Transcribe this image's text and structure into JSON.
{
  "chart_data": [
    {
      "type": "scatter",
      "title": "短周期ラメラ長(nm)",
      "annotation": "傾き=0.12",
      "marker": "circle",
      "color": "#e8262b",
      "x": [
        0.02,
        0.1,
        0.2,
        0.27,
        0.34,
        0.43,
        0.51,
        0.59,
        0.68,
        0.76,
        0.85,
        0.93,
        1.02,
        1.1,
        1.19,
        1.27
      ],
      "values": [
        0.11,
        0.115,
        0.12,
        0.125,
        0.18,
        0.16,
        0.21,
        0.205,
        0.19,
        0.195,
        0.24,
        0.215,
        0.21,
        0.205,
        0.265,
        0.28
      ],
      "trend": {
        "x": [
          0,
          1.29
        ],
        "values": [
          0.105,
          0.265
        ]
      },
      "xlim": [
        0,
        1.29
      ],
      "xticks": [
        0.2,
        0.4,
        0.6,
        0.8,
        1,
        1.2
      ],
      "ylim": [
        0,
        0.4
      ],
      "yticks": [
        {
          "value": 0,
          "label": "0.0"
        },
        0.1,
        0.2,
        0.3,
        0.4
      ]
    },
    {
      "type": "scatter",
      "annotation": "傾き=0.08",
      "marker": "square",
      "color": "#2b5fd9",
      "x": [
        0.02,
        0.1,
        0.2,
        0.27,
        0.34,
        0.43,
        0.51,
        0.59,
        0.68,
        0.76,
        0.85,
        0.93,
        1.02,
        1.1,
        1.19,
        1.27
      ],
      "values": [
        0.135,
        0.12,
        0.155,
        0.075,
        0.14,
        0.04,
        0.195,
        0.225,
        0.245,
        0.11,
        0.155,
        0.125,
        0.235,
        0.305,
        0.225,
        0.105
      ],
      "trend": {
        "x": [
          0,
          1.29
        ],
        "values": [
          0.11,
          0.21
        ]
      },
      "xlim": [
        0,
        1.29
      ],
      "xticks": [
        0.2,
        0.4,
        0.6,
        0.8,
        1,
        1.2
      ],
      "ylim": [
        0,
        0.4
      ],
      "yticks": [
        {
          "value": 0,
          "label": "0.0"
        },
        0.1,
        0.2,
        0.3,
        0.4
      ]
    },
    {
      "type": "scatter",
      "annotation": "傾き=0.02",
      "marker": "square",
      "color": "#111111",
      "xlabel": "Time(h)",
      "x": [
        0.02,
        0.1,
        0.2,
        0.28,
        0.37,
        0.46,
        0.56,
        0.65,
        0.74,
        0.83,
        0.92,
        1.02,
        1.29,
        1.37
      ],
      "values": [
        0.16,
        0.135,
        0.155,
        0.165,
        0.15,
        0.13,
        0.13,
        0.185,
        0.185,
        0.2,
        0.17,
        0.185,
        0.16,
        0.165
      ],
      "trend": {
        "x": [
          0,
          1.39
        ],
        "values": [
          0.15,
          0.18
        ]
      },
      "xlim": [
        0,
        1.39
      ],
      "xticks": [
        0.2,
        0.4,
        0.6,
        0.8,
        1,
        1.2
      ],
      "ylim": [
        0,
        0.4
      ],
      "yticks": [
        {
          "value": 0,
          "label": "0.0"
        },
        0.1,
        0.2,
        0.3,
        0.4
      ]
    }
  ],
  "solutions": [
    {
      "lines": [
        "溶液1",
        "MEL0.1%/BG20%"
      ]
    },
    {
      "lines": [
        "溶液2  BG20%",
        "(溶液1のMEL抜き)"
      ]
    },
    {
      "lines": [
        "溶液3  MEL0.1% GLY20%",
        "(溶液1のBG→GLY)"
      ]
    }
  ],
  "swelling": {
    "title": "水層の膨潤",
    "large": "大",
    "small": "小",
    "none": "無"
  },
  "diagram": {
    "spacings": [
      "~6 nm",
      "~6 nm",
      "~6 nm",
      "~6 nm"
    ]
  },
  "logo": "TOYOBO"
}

Short problem = Reproduce the material in full, with no word added or dropped.

Task solution =
Transcribe this image's text and structure into JSON.
{
  "chart_data": [
    {
      "type": "scatter",
      "title": "短周期ラメラ長(nm)",
      "annotation": "傾き=0.12",
      "marker": "circle",
      "color": "#e8262b",
      "x": [
        0.02,
        0.1,
        0.2,
        0.27,
        0.34,
        0.43,
        0.51,
        0.59,
        0.68,
        0.76,
        0.85,
        0.93,
        1.02,
        1.1,
        1.19,
        1.27
      ],
      "values": [
        0.11,
        0.115,
        0.12,
        0.125,
        0.18,
        0.16,
        0.21,
        0.205,
        0.19,
        0.195,
        0.24,
        0.215,
        0.21,
        0.205,
        0.265,
        0.28
      ],
      "trend": {
        "x": [
          0,
          1.29
        ],
        "values": [
          0.105,
          0.265
        ]
      },
      "xlim": [
        0,
        1.29
      ],
      "xticks": [
        0.2,
        0.4,
        0.6,
        0.8,
        1,
        1.2
      ],
      "ylim": [
        0,
        0.4
      ],
      "yticks": [
        {
          "value": 0,
          "label": "0.0"
        },
        0.1,
        0.2,
        0.3,
        0.4
      ]
    },
    {
      "type": "scatter",
      "annotation": "傾き=0.08",
      "marker": "square",
      "color": "#2b5fd9",
      "x": [
        0.02,
        0.1,
        0.2,
        0.27,
        0.34,
        0.43,
        0.51,
        0.59,
        0.68,
        0.76,
        0.85,
        0.93,
        1.02,
        1.1,
        1.19,
        1.27
      ],
      "values": [
        0.135,
        0.12,
        0.155,
        0.075,
        0.14,
        0.04,
        0.195,
        0.225,
        0.245,
        0.11,
        0.155,
        0.125,
        0.235,
        0.305,
        0.225,
        0.105
      ],
      "trend": {
        "x": [
          0,
          1.29
        ],
        "values": [
          0.11,
          0.21
        ]
      },
      "xlim": [
        0,
        1.29
      ],
      "xticks": [
        0.2,
        0.4,
        0.6,
        0.8,
        1,
        1.2
      ],
      "ylim": [
        0,
        0.4
      ],
      "yticks": [
        {
          "value": 0,
          "label": "0.0"
        },
        0.1,
        0.2,
        0.3,
        0.4
      ]
    },
    {
      "type": "scatter",
      "annotation": "傾き=0.02",
      "marker": "square",
      "color": "#111111",
      "xlabel": "Time(h)",
      "x": [
        0.02,
        0.1,
        0.2,
        0.28,
        0.37,
        0.46,
        0.56,
        0.65,
        0.74,
        0.83,
        0.92,
        1.02,
        1.29,
        1.37
      ],
      "values": [
        0.16,
        0.135,
        0.155,
        0.165,
        0.15,
        0.13,
        0.13,
        0.185,
        0.185,
        0.2,
        0.17,
        0.185,
        0.16,
        0.165
      ],
      "trend": {
        "x": [
          0,
          1.39
        ],
        "values": [
          0.15,
          0.18
        ]
      },
      "xlim": [
        0,
        1.39
      ],
      "xticks": [
        0.2,
        0.4,
        0.6,
        0.8,
        1,
        1.2
      ],
      "ylim": [
        0,
        0.4
      ],
      "yticks": [
        {
          "value": 0,
          "label": "0.0"
        },
        0.1,
        0.2,
        0.3,
        0.4
      ]
    }
  ],
  "solutions": [
    {
      "lines": [
        "溶液1",
        "MEL0.1%/BG20%"
      ]
    },
    {
      "lines": [
        "溶液2  BG20%",
        "(溶液1のMEL抜き)"
      ]
    },
    {
      "lines": [
        "溶液3  MEL0.1% GLY20%",
        "(溶液1のBG→GLY)"
      ]
    }
  ],
  "swelling": {
    "title": "水層の膨潤",
    "large": "大",
    "small": "小",
    "none": "無"
  },
  "diagram": {
    "spacings": [
      "~6 nm",
      "~6 nm",
      "~6 nm",
      "~6 nm"
    ]
  },
  "logo": "TOYOBO"
}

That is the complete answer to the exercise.